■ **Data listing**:

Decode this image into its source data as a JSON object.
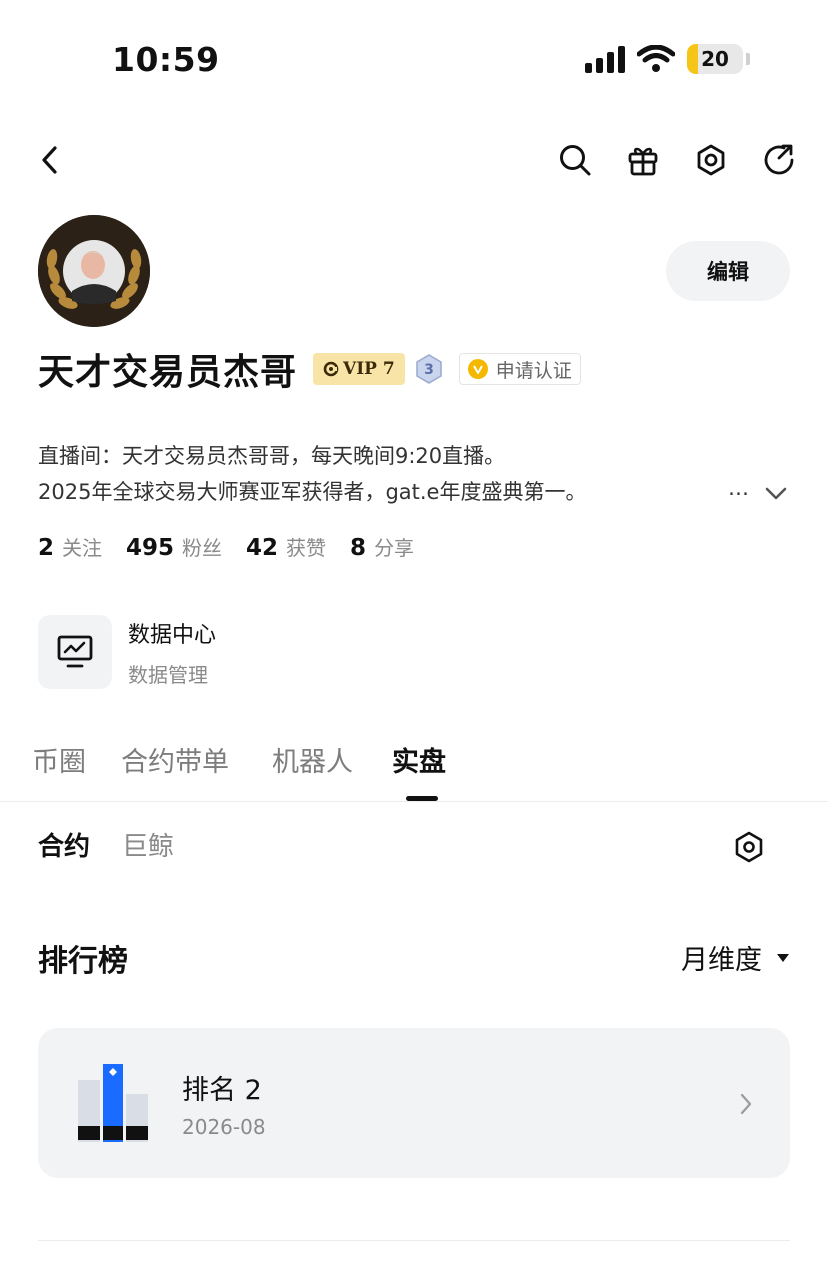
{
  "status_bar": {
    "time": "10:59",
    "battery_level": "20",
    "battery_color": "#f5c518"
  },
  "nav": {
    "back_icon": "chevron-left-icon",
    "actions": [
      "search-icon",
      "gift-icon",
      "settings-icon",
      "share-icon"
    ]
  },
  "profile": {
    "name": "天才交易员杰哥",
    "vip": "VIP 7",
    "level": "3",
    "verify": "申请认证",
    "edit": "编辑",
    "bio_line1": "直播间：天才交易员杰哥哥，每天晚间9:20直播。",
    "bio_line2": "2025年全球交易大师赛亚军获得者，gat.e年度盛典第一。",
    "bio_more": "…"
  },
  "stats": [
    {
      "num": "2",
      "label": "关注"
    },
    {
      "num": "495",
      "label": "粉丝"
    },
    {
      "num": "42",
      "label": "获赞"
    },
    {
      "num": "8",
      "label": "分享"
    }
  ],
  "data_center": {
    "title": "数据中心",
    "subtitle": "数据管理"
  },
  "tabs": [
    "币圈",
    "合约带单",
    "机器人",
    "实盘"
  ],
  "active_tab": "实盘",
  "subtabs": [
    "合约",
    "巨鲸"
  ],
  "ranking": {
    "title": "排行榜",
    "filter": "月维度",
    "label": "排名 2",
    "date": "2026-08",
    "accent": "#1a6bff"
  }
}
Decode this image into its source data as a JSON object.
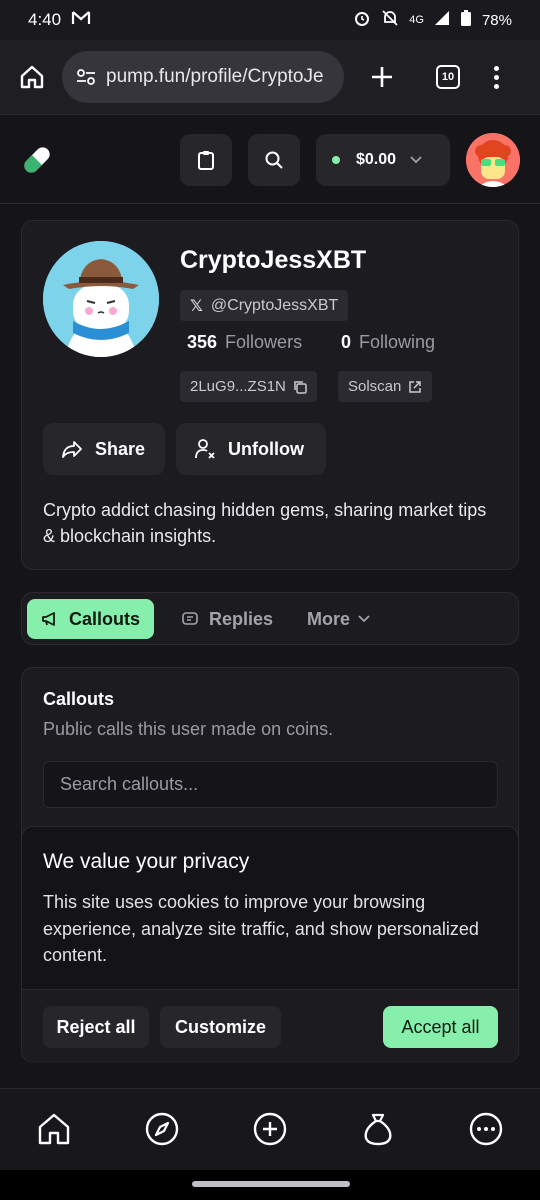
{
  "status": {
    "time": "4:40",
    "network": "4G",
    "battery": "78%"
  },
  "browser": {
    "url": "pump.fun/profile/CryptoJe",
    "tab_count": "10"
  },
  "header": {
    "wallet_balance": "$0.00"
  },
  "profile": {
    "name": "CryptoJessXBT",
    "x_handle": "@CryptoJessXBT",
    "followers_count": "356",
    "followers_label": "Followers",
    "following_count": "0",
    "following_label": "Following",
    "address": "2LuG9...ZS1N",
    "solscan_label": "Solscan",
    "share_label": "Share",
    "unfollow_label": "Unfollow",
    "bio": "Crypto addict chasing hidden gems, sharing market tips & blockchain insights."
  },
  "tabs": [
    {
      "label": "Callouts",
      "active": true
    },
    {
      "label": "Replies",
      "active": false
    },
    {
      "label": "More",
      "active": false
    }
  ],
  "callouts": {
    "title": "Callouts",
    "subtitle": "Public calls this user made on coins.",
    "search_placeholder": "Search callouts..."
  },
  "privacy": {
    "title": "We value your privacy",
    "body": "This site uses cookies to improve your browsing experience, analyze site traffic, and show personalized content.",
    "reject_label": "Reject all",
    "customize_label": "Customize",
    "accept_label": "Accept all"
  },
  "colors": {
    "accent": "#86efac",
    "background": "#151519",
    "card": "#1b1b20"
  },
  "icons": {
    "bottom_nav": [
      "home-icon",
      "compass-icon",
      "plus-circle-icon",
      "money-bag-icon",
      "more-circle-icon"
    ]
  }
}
==
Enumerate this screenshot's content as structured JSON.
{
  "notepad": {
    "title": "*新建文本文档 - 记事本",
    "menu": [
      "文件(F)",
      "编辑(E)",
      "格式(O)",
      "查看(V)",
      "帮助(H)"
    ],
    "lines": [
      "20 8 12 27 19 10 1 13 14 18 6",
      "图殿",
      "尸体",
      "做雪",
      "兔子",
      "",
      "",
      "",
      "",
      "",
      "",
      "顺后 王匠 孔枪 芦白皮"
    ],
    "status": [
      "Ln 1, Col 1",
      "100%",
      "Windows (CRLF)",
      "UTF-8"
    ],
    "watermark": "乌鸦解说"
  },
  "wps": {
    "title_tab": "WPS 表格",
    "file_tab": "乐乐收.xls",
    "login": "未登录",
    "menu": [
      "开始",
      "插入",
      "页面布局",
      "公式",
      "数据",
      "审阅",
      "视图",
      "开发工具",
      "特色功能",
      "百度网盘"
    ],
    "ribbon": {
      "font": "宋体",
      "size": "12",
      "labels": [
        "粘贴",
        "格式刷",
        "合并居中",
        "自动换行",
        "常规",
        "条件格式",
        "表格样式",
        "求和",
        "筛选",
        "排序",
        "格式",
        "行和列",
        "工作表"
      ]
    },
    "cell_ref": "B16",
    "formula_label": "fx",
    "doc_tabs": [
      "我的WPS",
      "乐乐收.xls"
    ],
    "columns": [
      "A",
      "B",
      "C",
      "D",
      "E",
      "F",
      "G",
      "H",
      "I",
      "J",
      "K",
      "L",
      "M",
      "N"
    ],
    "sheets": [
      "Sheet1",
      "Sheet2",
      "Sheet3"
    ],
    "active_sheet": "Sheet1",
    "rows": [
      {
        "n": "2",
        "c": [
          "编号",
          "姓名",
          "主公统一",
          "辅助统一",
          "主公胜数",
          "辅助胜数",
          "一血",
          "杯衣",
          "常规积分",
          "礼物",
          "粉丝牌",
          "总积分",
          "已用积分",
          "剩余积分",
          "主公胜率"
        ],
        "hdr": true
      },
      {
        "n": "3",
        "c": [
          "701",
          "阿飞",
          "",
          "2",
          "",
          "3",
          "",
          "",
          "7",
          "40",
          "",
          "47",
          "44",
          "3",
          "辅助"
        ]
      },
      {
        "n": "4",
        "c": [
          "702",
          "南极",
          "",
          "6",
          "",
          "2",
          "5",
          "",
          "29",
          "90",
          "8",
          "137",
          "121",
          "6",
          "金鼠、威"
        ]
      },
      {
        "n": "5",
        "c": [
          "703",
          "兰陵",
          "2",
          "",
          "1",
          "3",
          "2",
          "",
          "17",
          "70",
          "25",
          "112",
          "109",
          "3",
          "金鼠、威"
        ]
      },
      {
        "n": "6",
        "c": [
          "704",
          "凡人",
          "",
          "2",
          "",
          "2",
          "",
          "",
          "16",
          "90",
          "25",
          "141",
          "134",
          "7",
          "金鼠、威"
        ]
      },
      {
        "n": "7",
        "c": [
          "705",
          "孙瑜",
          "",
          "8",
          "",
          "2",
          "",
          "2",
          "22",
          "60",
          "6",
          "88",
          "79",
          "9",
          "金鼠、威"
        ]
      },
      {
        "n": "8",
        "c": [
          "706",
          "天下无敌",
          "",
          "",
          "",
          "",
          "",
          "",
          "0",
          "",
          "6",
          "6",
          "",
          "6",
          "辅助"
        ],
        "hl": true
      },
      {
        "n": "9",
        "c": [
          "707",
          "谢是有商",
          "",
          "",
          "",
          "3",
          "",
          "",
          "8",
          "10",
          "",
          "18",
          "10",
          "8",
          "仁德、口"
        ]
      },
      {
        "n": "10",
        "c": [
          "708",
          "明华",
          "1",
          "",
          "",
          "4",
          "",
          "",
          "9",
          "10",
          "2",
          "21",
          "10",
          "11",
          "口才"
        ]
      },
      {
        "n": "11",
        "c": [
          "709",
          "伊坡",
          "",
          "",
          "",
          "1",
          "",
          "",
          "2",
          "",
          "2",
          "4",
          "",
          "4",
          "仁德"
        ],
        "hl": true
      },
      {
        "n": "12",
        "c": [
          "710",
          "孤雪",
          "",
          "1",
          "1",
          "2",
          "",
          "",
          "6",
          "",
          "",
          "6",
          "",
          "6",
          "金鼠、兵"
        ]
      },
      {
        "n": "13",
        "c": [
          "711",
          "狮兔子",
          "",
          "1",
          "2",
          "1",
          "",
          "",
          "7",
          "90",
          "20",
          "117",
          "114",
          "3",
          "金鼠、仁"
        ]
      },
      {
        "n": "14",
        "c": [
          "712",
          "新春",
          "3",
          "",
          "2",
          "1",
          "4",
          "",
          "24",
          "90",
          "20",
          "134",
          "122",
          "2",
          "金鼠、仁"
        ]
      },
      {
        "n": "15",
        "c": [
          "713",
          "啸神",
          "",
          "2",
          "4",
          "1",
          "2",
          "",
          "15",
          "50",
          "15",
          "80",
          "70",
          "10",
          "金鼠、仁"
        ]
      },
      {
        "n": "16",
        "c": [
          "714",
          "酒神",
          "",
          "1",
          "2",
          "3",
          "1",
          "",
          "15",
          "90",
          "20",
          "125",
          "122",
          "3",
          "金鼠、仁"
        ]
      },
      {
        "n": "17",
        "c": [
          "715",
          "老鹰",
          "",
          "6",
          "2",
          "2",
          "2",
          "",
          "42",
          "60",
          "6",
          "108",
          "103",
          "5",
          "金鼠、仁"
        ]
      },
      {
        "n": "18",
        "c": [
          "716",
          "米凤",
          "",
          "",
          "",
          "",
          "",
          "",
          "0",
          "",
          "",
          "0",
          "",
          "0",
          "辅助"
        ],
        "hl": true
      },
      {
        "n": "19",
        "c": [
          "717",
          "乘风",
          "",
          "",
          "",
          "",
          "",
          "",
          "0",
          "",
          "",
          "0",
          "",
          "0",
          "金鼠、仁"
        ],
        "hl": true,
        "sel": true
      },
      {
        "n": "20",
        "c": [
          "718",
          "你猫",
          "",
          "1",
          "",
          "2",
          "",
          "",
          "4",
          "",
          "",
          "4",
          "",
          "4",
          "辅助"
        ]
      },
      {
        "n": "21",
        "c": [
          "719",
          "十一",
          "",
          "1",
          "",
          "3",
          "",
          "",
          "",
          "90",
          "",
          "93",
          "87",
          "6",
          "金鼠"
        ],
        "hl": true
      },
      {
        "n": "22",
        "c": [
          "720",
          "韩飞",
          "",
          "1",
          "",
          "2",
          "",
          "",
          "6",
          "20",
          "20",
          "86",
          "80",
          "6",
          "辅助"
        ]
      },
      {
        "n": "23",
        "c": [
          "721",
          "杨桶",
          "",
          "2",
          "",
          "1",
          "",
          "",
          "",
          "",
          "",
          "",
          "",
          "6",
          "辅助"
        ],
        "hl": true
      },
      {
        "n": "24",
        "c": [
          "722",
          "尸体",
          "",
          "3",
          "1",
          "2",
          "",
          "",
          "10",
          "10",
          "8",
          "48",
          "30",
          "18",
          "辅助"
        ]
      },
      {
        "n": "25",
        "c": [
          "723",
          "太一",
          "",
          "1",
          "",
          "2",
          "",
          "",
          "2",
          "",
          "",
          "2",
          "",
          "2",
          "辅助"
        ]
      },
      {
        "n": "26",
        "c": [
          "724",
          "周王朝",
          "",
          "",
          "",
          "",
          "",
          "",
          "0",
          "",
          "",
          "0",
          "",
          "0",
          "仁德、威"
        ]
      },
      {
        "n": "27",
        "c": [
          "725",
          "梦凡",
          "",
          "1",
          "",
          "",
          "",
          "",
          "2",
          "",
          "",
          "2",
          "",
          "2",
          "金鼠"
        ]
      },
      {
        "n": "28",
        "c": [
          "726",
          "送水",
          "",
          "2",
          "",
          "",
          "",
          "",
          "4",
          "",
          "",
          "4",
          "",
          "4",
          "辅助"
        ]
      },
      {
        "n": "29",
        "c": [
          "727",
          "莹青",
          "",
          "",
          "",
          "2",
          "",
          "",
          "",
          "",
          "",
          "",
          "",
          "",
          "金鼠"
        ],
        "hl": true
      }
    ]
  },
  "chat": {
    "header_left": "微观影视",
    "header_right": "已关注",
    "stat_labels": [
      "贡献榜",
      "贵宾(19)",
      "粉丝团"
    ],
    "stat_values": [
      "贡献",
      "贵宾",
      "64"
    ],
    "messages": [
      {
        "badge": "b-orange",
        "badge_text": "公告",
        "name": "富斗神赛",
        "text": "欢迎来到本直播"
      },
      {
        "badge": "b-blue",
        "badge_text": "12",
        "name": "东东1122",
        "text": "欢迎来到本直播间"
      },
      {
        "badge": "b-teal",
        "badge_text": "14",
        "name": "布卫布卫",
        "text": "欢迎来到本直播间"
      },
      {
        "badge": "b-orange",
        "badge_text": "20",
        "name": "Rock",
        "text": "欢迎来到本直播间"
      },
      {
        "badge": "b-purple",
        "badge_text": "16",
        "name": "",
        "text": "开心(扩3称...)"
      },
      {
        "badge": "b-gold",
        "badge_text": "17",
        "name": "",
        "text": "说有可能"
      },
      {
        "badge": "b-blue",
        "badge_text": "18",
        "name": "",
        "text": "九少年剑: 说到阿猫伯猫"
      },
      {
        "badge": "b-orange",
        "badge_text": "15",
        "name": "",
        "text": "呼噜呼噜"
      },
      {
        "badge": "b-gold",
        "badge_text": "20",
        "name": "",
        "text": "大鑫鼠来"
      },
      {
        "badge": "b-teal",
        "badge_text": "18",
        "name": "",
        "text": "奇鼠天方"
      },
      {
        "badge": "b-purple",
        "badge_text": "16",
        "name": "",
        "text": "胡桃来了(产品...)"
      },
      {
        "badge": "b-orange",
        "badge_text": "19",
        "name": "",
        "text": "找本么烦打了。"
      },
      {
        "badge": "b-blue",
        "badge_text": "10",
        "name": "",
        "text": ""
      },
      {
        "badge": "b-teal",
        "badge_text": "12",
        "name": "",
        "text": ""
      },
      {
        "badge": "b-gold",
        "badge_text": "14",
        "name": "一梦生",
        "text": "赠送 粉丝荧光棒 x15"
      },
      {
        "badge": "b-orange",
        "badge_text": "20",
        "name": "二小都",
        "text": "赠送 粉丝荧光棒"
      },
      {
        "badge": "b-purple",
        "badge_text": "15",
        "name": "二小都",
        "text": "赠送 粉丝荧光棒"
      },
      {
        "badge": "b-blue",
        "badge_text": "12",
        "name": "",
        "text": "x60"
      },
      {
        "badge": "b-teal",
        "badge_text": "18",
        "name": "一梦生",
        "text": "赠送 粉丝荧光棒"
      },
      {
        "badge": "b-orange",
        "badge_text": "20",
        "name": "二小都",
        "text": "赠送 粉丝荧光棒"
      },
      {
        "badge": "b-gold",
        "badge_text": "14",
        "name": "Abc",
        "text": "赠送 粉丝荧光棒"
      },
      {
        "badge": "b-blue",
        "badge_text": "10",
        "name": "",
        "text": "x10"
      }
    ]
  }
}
---
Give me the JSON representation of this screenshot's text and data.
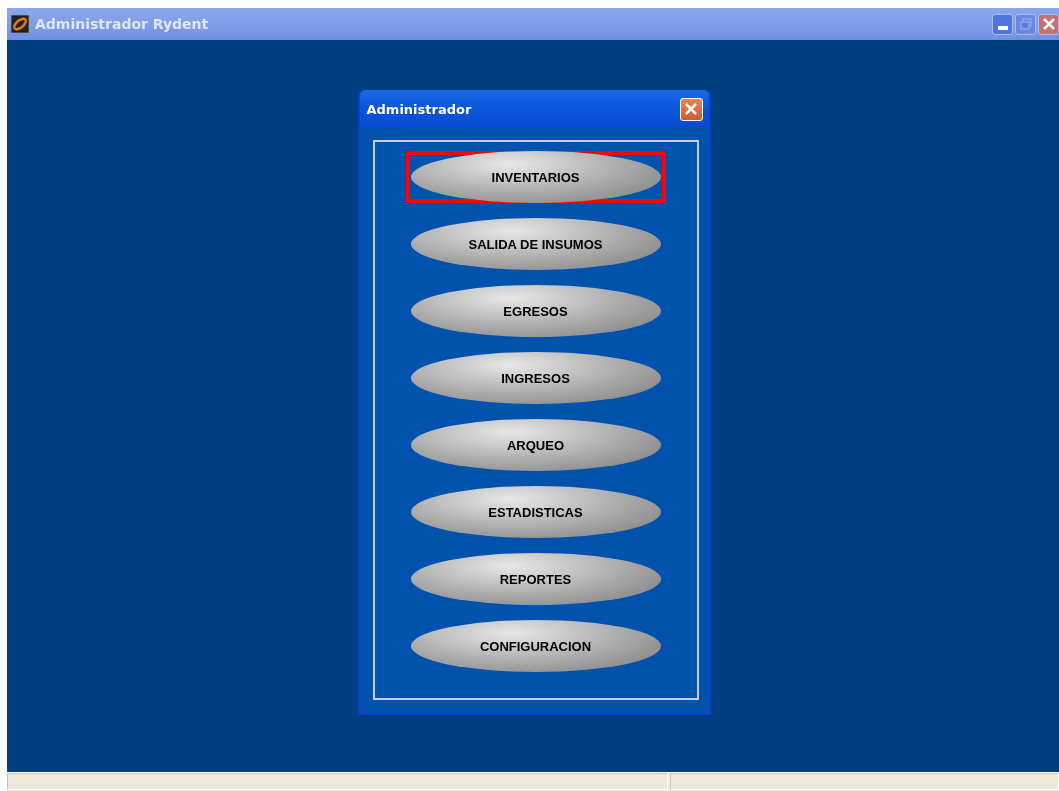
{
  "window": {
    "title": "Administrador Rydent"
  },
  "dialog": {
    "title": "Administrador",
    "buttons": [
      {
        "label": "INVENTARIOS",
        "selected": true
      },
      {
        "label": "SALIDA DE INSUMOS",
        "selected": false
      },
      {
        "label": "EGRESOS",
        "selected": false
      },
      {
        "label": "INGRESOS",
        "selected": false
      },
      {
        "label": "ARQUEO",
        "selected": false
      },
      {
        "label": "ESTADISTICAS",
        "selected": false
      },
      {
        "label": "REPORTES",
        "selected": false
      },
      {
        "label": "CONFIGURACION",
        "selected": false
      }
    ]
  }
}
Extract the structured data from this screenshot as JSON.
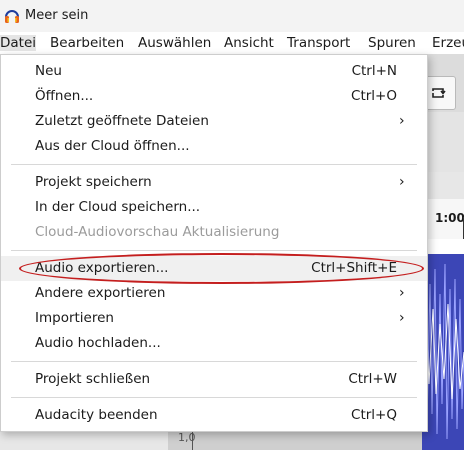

■ **Exercise requirements**: Quote only the lines running from the line with "Give me the" to the line with "Extract the structured", ends included, exactly as they appear and without the pictures.

■ **The reply**:
Give me the JSON representation of this screenshot's text and data.
{
  "window": {
    "title": "Administrador Rydent"
  },
  "dialog": {
    "title": "Administrador",
    "buttons": [
      {
        "label": "INVENTARIOS",
        "selected": true
      },
      {
        "label": "SALIDA DE INSUMOS",
        "selected": false
      },
      {
        "label": "EGRESOS",
        "selected": false
      },
      {
        "label": "INGRESOS",
        "selected": false
      },
      {
        "label": "ARQUEO",
        "selected": false
      },
      {
        "label": "ESTADISTICAS",
        "selected": false
      },
      {
        "label": "REPORTES",
        "selected": false
      },
      {
        "label": "CONFIGURACION",
        "selected": false
      }
    ]
  }
}
Extract the structured data from this screenshot as JSON.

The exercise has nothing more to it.